[YOUR INSTRUCTIONS] Take all the material and copy it exactly.

Part of a data file
--- begin ---
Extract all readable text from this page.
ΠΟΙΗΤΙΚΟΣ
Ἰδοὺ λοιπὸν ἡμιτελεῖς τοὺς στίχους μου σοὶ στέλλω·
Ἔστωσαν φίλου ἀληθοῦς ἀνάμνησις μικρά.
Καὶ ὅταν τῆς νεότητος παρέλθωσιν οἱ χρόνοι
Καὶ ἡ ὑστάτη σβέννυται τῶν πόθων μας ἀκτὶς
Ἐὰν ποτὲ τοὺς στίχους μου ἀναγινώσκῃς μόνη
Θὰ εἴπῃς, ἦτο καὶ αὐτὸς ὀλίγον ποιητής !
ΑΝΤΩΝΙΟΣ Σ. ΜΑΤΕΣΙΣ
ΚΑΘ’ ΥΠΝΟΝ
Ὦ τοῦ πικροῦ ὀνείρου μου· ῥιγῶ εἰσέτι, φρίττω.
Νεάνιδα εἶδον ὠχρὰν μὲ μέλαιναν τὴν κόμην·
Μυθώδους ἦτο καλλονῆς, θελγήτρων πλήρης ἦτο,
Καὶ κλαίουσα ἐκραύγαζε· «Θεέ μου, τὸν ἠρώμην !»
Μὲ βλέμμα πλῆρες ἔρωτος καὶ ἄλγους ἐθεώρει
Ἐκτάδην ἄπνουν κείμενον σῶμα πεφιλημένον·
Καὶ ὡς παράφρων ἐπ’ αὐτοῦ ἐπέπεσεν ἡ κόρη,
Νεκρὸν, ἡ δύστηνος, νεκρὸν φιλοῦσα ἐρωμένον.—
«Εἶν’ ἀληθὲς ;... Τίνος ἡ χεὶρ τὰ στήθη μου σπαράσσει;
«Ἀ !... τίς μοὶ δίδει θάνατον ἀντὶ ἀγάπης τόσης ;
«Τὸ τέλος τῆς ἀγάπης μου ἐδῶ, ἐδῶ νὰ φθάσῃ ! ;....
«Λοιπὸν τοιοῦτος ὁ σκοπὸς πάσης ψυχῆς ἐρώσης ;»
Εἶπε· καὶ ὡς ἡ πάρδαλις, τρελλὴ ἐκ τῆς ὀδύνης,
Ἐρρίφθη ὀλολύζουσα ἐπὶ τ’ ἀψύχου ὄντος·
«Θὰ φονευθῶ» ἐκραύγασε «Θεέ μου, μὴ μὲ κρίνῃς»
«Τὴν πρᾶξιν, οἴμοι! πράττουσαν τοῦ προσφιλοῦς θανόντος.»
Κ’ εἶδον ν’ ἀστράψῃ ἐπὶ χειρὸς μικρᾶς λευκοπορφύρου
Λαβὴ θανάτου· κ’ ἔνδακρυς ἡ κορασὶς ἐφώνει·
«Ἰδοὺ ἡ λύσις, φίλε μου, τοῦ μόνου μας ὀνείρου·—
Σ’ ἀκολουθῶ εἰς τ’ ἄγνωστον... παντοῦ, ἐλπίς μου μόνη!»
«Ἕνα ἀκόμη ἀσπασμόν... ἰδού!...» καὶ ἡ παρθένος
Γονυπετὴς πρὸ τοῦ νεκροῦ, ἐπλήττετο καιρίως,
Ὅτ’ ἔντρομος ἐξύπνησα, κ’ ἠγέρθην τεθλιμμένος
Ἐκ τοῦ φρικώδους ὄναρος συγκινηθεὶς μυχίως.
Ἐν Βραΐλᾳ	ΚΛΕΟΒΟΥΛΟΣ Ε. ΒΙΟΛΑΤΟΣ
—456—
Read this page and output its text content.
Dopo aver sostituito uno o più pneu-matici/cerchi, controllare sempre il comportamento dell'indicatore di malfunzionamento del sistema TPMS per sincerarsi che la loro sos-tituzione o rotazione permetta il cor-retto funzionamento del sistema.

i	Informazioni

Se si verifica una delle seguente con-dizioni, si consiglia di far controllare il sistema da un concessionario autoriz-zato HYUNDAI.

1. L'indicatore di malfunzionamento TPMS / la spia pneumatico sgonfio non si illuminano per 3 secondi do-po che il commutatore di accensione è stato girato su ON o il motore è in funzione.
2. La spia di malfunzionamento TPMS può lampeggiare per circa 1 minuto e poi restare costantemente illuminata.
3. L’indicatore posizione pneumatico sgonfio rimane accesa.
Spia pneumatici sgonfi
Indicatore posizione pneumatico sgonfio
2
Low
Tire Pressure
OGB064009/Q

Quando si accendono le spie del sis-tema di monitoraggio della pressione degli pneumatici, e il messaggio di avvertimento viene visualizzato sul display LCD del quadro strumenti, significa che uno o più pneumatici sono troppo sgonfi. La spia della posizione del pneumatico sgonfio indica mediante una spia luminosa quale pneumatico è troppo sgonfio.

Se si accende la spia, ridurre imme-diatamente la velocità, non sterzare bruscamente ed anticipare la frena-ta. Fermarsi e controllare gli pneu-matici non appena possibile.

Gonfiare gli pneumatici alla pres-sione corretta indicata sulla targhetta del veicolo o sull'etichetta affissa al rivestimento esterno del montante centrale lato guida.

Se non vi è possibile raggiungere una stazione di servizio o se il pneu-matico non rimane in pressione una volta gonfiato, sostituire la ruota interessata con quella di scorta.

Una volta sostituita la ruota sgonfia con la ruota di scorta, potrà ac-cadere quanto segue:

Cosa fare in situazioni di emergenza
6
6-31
--- end ---
[THE RESULT]
Extract all readable text from this page.
ΠΟΙΗΤΙΚΟΣ
Ἰδοὺ λοιπὸν ἡμιτελεῖς τοὺς στίχους μου σοὶ στέλλω·
Ἔστωσαν φίλου ἀληθοῦς ἀνάμνησις μικρά.
Καὶ ὅταν τῆς νεότητος παρέλθωσιν οἱ χρόνοι
Καὶ ἡ ὑστάτη σβέννυται τῶν πόθων μας ἀκτὶς
Ἐὰν ποτὲ τοὺς στίχους μου ἀναγινώσκῃς μόνη
Θὰ εἴπῃς, ἦτο καὶ αὐτὸς ὀλίγον ποιητής !
ΑΝΤΩΝΙΟΣ Σ. ΜΑΤΕΣΙΣ
ΚΑΘ’ ΥΠΝΟΝ
Ὦ τοῦ πικροῦ ὀνείρου μου· ῥιγῶ εἰσέτι, φρίττω.
Νεάνιδα εἶδον ὠχρὰν μὲ μέλαιναν τὴν κόμην·
Μυθώδους ἦτο καλλονῆς, θελγήτρων πλήρης ἦτο,
Καὶ κλαίουσα ἐκραύγαζε· «Θεέ μου, τὸν ἠρώμην !»
Μὲ βλέμμα πλῆρες ἔρωτος καὶ ἄλγους ἐθεώρει
Ἐκτάδην ἄπνουν κείμενον σῶμα πεφιλημένον·
Καὶ ὡς παράφρων ἐπ’ αὐτοῦ ἐπέπεσεν ἡ κόρη,
Νεκρὸν, ἡ δύστηνος, νεκρὸν φιλοῦσα ἐρωμένον.—
«Εἶν’ ἀληθὲς ;... Τίνος ἡ χεὶρ τὰ στήθη μου σπαράσσει;
«Ἀ !... τίς μοὶ δίδει θάνατον ἀντὶ ἀγάπης τόσης ;
«Τὸ τέλος τῆς ἀγάπης μου ἐδῶ, ἐδῶ νὰ φθάσῃ ! ;....
«Λοιπὸν τοιοῦτος ὁ σκοπὸς πάσης ψυχῆς ἐρώσης ;»
Εἶπε· καὶ ὡς ἡ πάρδαλις, τρελλὴ ἐκ τῆς ὀδύνης,
Ἐρρίφθη ὀλολύζουσα ἐπὶ τ’ ἀψύχου ὄντος·
«Θὰ φονευθῶ» ἐκραύγασε «Θεέ μου, μὴ μὲ κρίνῃς»
«Τὴν πρᾶξιν, οἴμοι! πράττουσαν τοῦ προσφιλοῦς θανόντος.»
Κ’ εἶδον ν’ ἀστράψῃ ἐπὶ χειρὸς μικρᾶς λευκοπορφύρου
Λαβὴ θανάτου· κ’ ἔνδακρυς ἡ κορασὶς ἐφώνει·
«Ἰδοὺ ἡ λύσις, φίλε μου, τοῦ μόνου μας ὀνείρου·—
Σ’ ἀκολουθῶ εἰς τ’ ἄγνωστον... παντοῦ, ἐλπίς μου μόνη!»
«Ἕνα ἀκόμη ἀσπασμόν... ἰδού!...» καὶ ἡ παρθένος
Γονυπετὴς πρὸ τοῦ νεκροῦ, ἐπλήττετο καιρίως,
Ὅτ’ ἔντρομος ἐξύπνησα, κ’ ἠγέρθην τεθλιμμένος
Ἐκ τοῦ φρικώδους ὄναρος συγκινηθεὶς μυχίως.
Ἐν Βραΐλᾳ	ΚΛΕΟΒΟΥΛΟΣ Ε. ΒΙΟΛΑΤΟΣ
—456—
Read this page and output its text content.
Dopo aver sostituito uno o più pneu-matici/cerchi, controllare sempre il comportamento dell'indicatore di malfunzionamento del sistema TPMS per sincerarsi che la loro sos-tituzione o rotazione permetta il cor-retto funzionamento del sistema.

i	Informazioni

Se si verifica una delle seguente con-dizioni, si consiglia di far controllare il sistema da un concessionario autoriz-zato HYUNDAI.

1. L'indicatore di malfunzionamento TPMS / la spia pneumatico sgonfio non si illuminano per 3 secondi do-po che il commutatore di accensione è stato girato su ON o il motore è in funzione.
2. La spia di malfunzionamento TPMS può lampeggiare per circa 1 minuto e poi restare costantemente illuminata.
3. L’indicatore posizione pneumatico sgonfio rimane accesa.
Spia pneumatici sgonfi
Indicatore posizione pneumatico sgonfio
2
Low
Tire Pressure
OGB064009/Q

Quando si accendono le spie del sis-tema di monitoraggio della pressione degli pneumatici, e il messaggio di avvertimento viene visualizzato sul display LCD del quadro strumenti, significa che uno o più pneumatici sono troppo sgonfi. La spia della posizione del pneumatico sgonfio indica mediante una spia luminosa quale pneumatico è troppo sgonfio.

Se si accende la spia, ridurre imme-diatamente la velocità, non sterzare bruscamente ed anticipare la frena-ta. Fermarsi e controllare gli pneu-matici non appena possibile.

Gonfiare gli pneumatici alla pres-sione corretta indicata sulla targhetta del veicolo o sull'etichetta affissa al rivestimento esterno del montante centrale lato guida.

Se non vi è possibile raggiungere una stazione di servizio o se il pneu-matico non rimane in pressione una volta gonfiato, sostituire la ruota interessata con quella di scorta.

Una volta sostituita la ruota sgonfia con la ruota di scorta, potrà ac-cadere quanto segue:

Cosa fare in situazioni di emergenza
6
6-31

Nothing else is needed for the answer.